The seventh piece was in the possession of a mad, paranoid hermit named Bonn on Dagger Isle. He insisted I'd never find it, but he dropped enough clues about a secret area beneath his house that I just moved his furniture around until I found the hidden entrance. The map was amidst a bunch of other goodies.


Before I left, he imparted some advice to go to the Shrine of Honesty, then "take 3 steps north, 2 steps west, 5 steps south, and 4 steps east. Then eat some grapes, and all will become clear to you!" Obviously, it was just the ravings of a madman, but a voice nagged at me that I'd better test it out, just in case.

Gideon makes a fool out of himself in front of his whole party.

The eighth piece had been owned by a pirate named Nathaniel Moorehead. When I got to his home near Empath Abbey, I found out he was dead. His widow said that the map piece had been in a locket, but some gypsies had come along and stolen the locket.


I was pretty sure I knew what gypsies she meant, and I doubted it was Zoltan's group. Sure enough:


Arturos gave me the option to buy it, but I figured it would be poetic justice if I took it from him in a different way:

I stole his 82 gold pieces, too.

With the eight pieces in my possession, I returned to Homer. He agreed to give me the ninth piece and tell me how to get to the treasure as long as I agreed to return to him with the Storm Cloak buried along with the tablet. I didn't see a problem with that. He related the specific directions once I found the island: stand in the center of three stones, walk 3 paces south, 9 paces west, 12 paces south, and dig one space to the south.

> **SET TASK**:
Reproduce the map-piece account above from "Before I left, he" up to and including "stolen the locket.".

> **EXTRACTED DATA**:
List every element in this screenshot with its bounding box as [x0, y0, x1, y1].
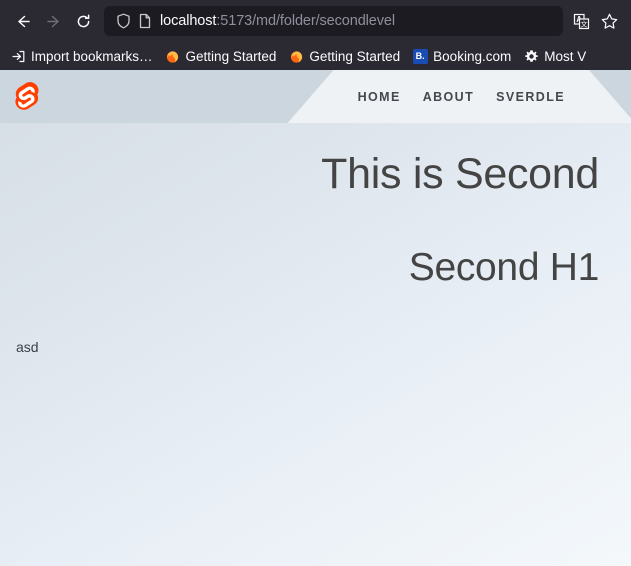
page-paragraph: asd	[16, 339, 39, 356]
firefox-icon	[288, 48, 304, 64]
bookmarks-bar: Import bookmarks… Getting Started Gettin…	[0, 42, 631, 70]
page-info-icon[interactable]	[134, 13, 156, 29]
url-host: localhost	[160, 13, 217, 29]
svelte-logo[interactable]	[0, 70, 53, 123]
nav-link-sverdle[interactable]: Sverdle	[496, 90, 565, 104]
gear-glyph	[524, 49, 538, 62]
nav-link-home[interactable]: Home	[358, 90, 401, 104]
shield-glyph	[116, 13, 130, 29]
forward-button[interactable]	[38, 6, 68, 36]
back-arrow-icon	[17, 15, 30, 27]
forward-arrow-icon	[46, 15, 59, 27]
translate-button[interactable]: A 文	[567, 7, 595, 35]
bookmark-booking-com[interactable]: B. Booking.com	[406, 45, 517, 67]
booking-favicon: B.	[412, 48, 428, 64]
back-button[interactable]	[8, 6, 38, 36]
bookmark-label: Import bookmarks…	[31, 48, 153, 64]
firefox-glyph	[290, 50, 302, 63]
bookmark-label: Getting Started	[309, 48, 401, 64]
translate-icon: A 文	[573, 13, 589, 29]
url-bar[interactable]: localhost:5173/md/folder/secondlevel	[104, 6, 563, 36]
import-icon	[10, 48, 26, 64]
bookmark-import-bookmarks[interactable]: Import bookmarks…	[4, 45, 159, 67]
page-heading-second: Second H1	[408, 246, 600, 290]
browser-toolbar: localhost:5173/md/folder/secondlevel A 文	[0, 0, 631, 42]
reload-icon	[77, 13, 89, 27]
page-viewport: Home About Sverdle This is Second Second…	[0, 70, 631, 566]
nav-links: Home About Sverdle	[358, 90, 565, 104]
app-header: Home About Sverdle	[0, 70, 631, 123]
url-path: :5173/md/folder/secondlevel	[216, 13, 396, 29]
star-icon	[601, 13, 617, 29]
bookmark-label: Most V	[544, 48, 587, 64]
firefox-icon	[165, 48, 181, 64]
nav-shape: Home About Sverdle	[334, 70, 589, 123]
toolbar-actions: A 文	[567, 7, 623, 35]
bookmark-star-button[interactable]	[595, 7, 623, 35]
bookmark-most-visited[interactable]: Most V	[517, 45, 592, 67]
bookmark-getting-started-2[interactable]: Getting Started	[282, 45, 406, 67]
gear-icon	[523, 48, 539, 64]
page-heading-main: This is Second	[321, 150, 599, 198]
url-text: localhost:5173/md/folder/secondlevel	[160, 13, 395, 29]
bookmark-getting-started-1[interactable]: Getting Started	[159, 45, 283, 67]
svg-text:文: 文	[580, 19, 587, 28]
nav-link-about[interactable]: About	[423, 90, 474, 104]
document-glyph	[139, 13, 151, 29]
svelte-logo-icon	[15, 82, 39, 110]
import-glyph	[11, 50, 24, 62]
firefox-glyph	[166, 50, 179, 63]
page-main-content: This is Second Second H1 asd	[0, 123, 631, 566]
app-nav: Home About Sverdle	[334, 70, 589, 123]
reload-button[interactable]	[68, 6, 98, 36]
bookmark-label: Getting Started	[185, 48, 277, 64]
booking-favicon-badge: B.	[412, 48, 428, 64]
bookmark-label: Booking.com	[433, 48, 512, 64]
shield-icon[interactable]	[112, 13, 134, 29]
browser-window: localhost:5173/md/folder/secondlevel A 文	[0, 0, 631, 566]
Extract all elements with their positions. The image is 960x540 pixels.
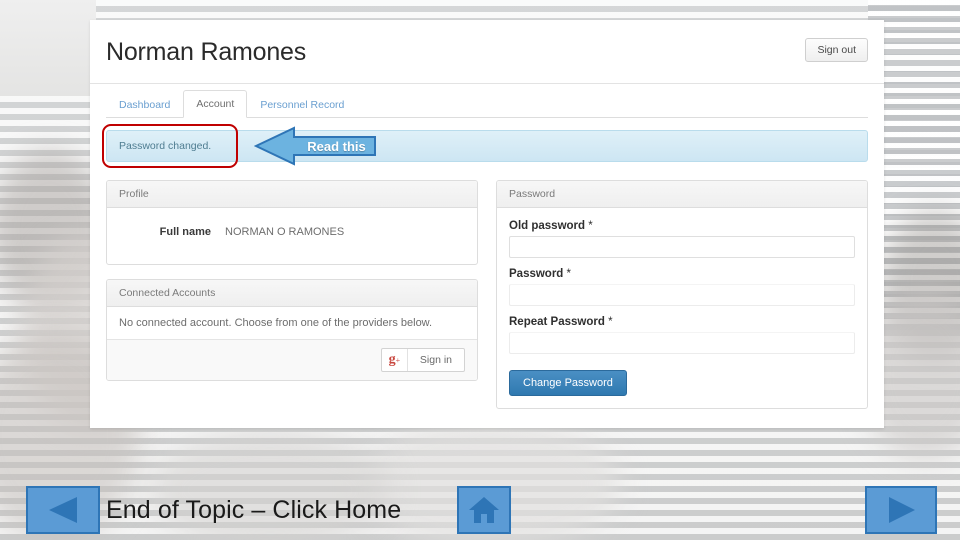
old-password-input[interactable] <box>509 236 855 258</box>
content-columns: Profile Full name NORMAN O RAMONES Conne… <box>106 180 868 423</box>
new-password-group: Password * <box>509 268 855 306</box>
repeat-password-label-text: Repeat Password <box>509 316 605 328</box>
old-password-label-text: Old password <box>509 220 586 232</box>
new-password-label-text: Password <box>509 268 564 280</box>
page-title: Norman Ramones <box>106 38 307 66</box>
app-header: Norman Ramones Sign out <box>90 20 884 84</box>
slide-navigation-bar: End of Topic – Click Home <box>0 448 960 540</box>
profile-panel-body: Full name NORMAN O RAMONES <box>107 208 477 264</box>
connected-accounts-footer: g + Sign in <box>107 339 477 380</box>
left-column: Profile Full name NORMAN O RAMONES Conne… <box>106 180 478 423</box>
app-window: Norman Ramones Sign out Dashboard Accoun… <box>90 20 884 428</box>
full-name-label: Full name <box>159 226 211 238</box>
connected-accounts-empty-text: No connected account. Choose from one of… <box>119 317 433 329</box>
password-changed-alert: Password changed. <box>106 130 868 162</box>
right-column: Password Old password * Password * Repea… <box>496 180 868 423</box>
repeat-password-group: Repeat Password * <box>509 316 855 354</box>
tab-dashboard[interactable]: Dashboard <box>106 91 183 118</box>
background-wall <box>0 0 96 96</box>
profile-panel-heading: Profile <box>107 181 477 208</box>
connected-accounts-heading: Connected Accounts <box>107 280 477 307</box>
change-password-button[interactable]: Change Password <box>509 370 627 396</box>
previous-slide-button[interactable] <box>26 486 100 534</box>
repeat-password-input[interactable] <box>509 332 855 354</box>
password-panel-body: Old password * Password * Repeat Passwor… <box>497 208 867 408</box>
alert-row: Password changed. Read this <box>102 124 868 168</box>
triangle-right-icon <box>889 497 915 523</box>
old-password-label: Old password * <box>509 220 855 232</box>
password-panel: Password Old password * Password * Repea… <box>496 180 868 409</box>
connected-accounts-panel: Connected Accounts No connected account.… <box>106 279 478 381</box>
tab-account[interactable]: Account <box>183 90 248 118</box>
slide-caption: End of Topic – Click Home <box>106 495 402 524</box>
google-sign-in-button[interactable]: g + Sign in <box>380 348 465 372</box>
next-slide-button[interactable] <box>865 486 937 534</box>
slide-canvas: Norman Ramones Sign out Dashboard Accoun… <box>0 0 960 540</box>
triangle-left-icon <box>49 497 77 523</box>
sign-out-button[interactable]: Sign out <box>805 38 868 62</box>
full-name-row: Full name NORMAN O RAMONES <box>119 220 465 252</box>
google-sign-in-label: Sign in <box>419 354 452 366</box>
full-name-value: NORMAN O RAMONES <box>225 226 345 238</box>
tab-bar: Dashboard Account Personnel Record <box>106 90 868 118</box>
password-panel-heading: Password <box>497 181 867 208</box>
profile-panel: Profile Full name NORMAN O RAMONES <box>106 180 478 265</box>
new-password-label: Password * <box>509 268 855 280</box>
google-plus-glyph: g <box>388 352 396 367</box>
home-icon <box>469 497 499 523</box>
old-password-required-mark: * <box>588 220 593 232</box>
home-button[interactable] <box>457 486 511 534</box>
read-this-callout: Read this <box>254 126 377 166</box>
google-plus-sup: + <box>395 355 401 365</box>
new-password-required-mark: * <box>566 268 572 280</box>
tab-personnel-record[interactable]: Personnel Record <box>247 91 357 118</box>
alert-text: Password changed. <box>119 140 212 152</box>
callout-label: Read this <box>307 138 366 154</box>
repeat-password-label: Repeat Password * <box>509 316 855 328</box>
old-password-group: Old password * <box>509 220 855 258</box>
google-plus-icon: g + <box>382 349 408 371</box>
new-password-input[interactable] <box>509 284 855 306</box>
repeat-password-required-mark: * <box>608 316 613 328</box>
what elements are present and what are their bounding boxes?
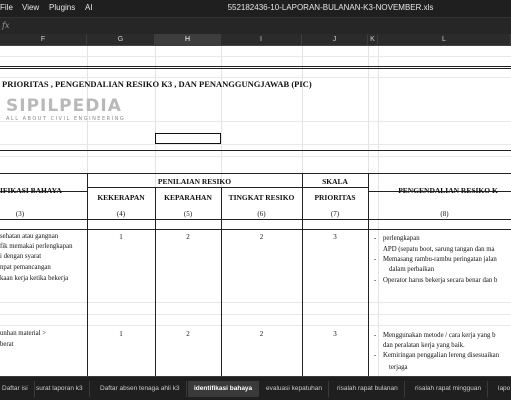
control-text: perlengkapan <box>383 235 420 242</box>
border-line <box>0 68 511 69</box>
header-skala: SKALA <box>322 177 348 186</box>
keparahan-value: 2 <box>186 233 190 241</box>
sheet-tab-bar: Daftar isi surat laporan k3 Daftar absen… <box>0 376 511 400</box>
column-header-h[interactable]: H <box>155 34 221 46</box>
gridline <box>0 77 511 78</box>
tingkat-resiko-value: 2 <box>259 330 264 338</box>
header-tingkat-resiko: TINGKAT RESIKO <box>228 193 295 202</box>
table-border <box>368 173 369 376</box>
control-text: Kemiringan penggalian lereng disesuaikan <box>383 352 500 359</box>
column-number: (7) <box>330 210 340 218</box>
header-prioritas: PRIORITAS <box>314 193 356 202</box>
column-number: (8) <box>440 210 449 218</box>
header-penilaian-resiko: PENILAIAN RESIKO <box>157 177 232 186</box>
column-header-i[interactable]: I <box>221 34 302 46</box>
keparahan-value: 2 <box>186 330 190 338</box>
window-title: 552182436-10-LAPORAN-BULANAN-K3-NOVEMBER… <box>227 3 434 12</box>
column-header-l[interactable]: L <box>378 34 511 46</box>
column-number: (6) <box>257 210 266 218</box>
tab-surat-laporan-k3[interactable]: surat laporan k3 <box>30 381 90 397</box>
tab-risalah-rapat-bulanan[interactable]: risalah rapat bulanan <box>331 381 405 397</box>
tab-lapo[interactable]: lapo <box>492 381 511 397</box>
gridline <box>0 144 511 145</box>
kekerapan-value: 1 <box>119 330 123 338</box>
hazard-text: i dengan syarat <box>0 253 42 260</box>
column-header-g[interactable]: G <box>87 34 155 46</box>
control-text: Memasang rambu-rambu peringatan jalan <box>383 256 497 263</box>
hazard-text: npat pemancangan <box>0 264 51 271</box>
spreadsheet-grid[interactable]: PRIORITAS , PENGENDALIAN RESIKO K3 , DAN… <box>0 46 511 376</box>
sheet-heading: PRIORITAS , PENGENDALIAN RESIKO K3 , DAN… <box>2 79 312 89</box>
table-border-top <box>0 150 511 151</box>
tab-identifikasi-bahaya[interactable]: identifikasi bahaya <box>188 381 260 397</box>
tingkat-resiko-value: 2 <box>259 233 264 241</box>
table-border <box>87 173 88 376</box>
tab-risalah-rapat-mingguan[interactable]: risalah rapat mingguan <box>409 381 489 397</box>
hazard-text: kaan kerja ketika bekerja <box>0 275 69 282</box>
gridline <box>0 56 511 57</box>
hazard-text: unhan material > <box>0 330 47 337</box>
hazard-text: fik memakai perlengkapan <box>0 243 73 250</box>
tab-daftar-absen[interactable]: Daftar absen tenaga ahli k3 <box>94 381 187 397</box>
table-border <box>0 229 511 230</box>
formula-bar[interactable]: fx <box>0 17 511 34</box>
gridline <box>0 314 511 315</box>
border-line <box>0 66 511 67</box>
column-number: (5) <box>183 210 193 218</box>
logo-wordmark: SIPILPEDIA <box>6 96 122 116</box>
tab-evaluasi-kepatuhan[interactable]: evaluasi kepatuhan <box>260 381 330 397</box>
control-text: APD (sepatu boot, sarung tangan dan ma <box>383 246 495 253</box>
control-bullet: - <box>374 235 377 242</box>
control-text: Menggunakan metode / cara kerja yang b <box>383 332 496 339</box>
logo-tagline: ALL ABOUT CIVIL ENGINEERING <box>6 116 126 122</box>
control-text: terjaga <box>389 364 408 371</box>
control-bullet: - <box>374 352 377 359</box>
prioritas-value: 3 <box>333 233 337 241</box>
column-header-k[interactable]: K <box>368 34 378 46</box>
control-bullet: - <box>374 256 377 263</box>
hazard-text: berat <box>0 341 14 348</box>
column-header-j[interactable]: J <box>302 34 368 46</box>
control-bullet: - <box>374 332 377 339</box>
control-text: dalam perbaikan <box>389 266 435 273</box>
table-border <box>0 173 511 174</box>
table-border <box>0 219 511 220</box>
header-kekerapan: KEKERAPAN <box>97 193 145 202</box>
hazard-text: sehatan atau gangnan <box>0 233 59 240</box>
table-border <box>302 173 303 376</box>
control-text: dan peralatan kerja yang baik. <box>383 342 465 349</box>
function-icon[interactable]: fx <box>2 21 9 30</box>
control-text: Operator harus bekerja secara benar dan … <box>383 277 498 284</box>
prioritas-value: 3 <box>333 330 337 338</box>
column-header-row: F G H I J K L <box>0 34 511 46</box>
column-number: (3) <box>15 210 25 218</box>
kekerapan-value: 1 <box>119 233 123 241</box>
table-border <box>87 187 368 188</box>
sipilpedia-logo: SIPILPEDIA ALL ABOUT CIVIL ENGINEERING <box>6 96 125 122</box>
selected-cell[interactable] <box>155 133 221 144</box>
column-header-f[interactable]: F <box>0 34 87 46</box>
gridline <box>0 156 511 157</box>
header-identifikasi-bahaya: IFIKASI BAHAYA <box>0 186 62 195</box>
header-pengendalian-resiko: PENGENDALIAN RESIKO K <box>398 186 498 195</box>
control-bullet: - <box>374 277 377 284</box>
title-bar: File View Plugins AI 552182436-10-LAPORA… <box>0 0 511 17</box>
column-number: (4) <box>116 210 126 218</box>
gridline <box>0 325 511 326</box>
header-keparahan: KEPARAHAN <box>164 193 212 202</box>
gridline <box>0 302 511 303</box>
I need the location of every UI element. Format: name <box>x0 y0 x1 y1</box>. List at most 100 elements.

> **TASK SOLUTION**:
Before I left, he imparted some advice to go to the Shrine of Honesty, then "take 3 steps north, 2 steps west, 5 steps south, and 4 steps east. Then eat some grapes, and all will become clear to you!" Obviously, it was just the ravings of a madman, but a voice nagged at me that I'd better test it out, just in case.

Gideon makes a fool out of himself in front of his whole party.

The eighth piece had been owned by a pirate named Nathaniel Moorehead. When I got to his home near Empath Abbey, I found out he was dead. His widow said that the map piece had been in a locket, but some gypsies had come along and stolen the locket.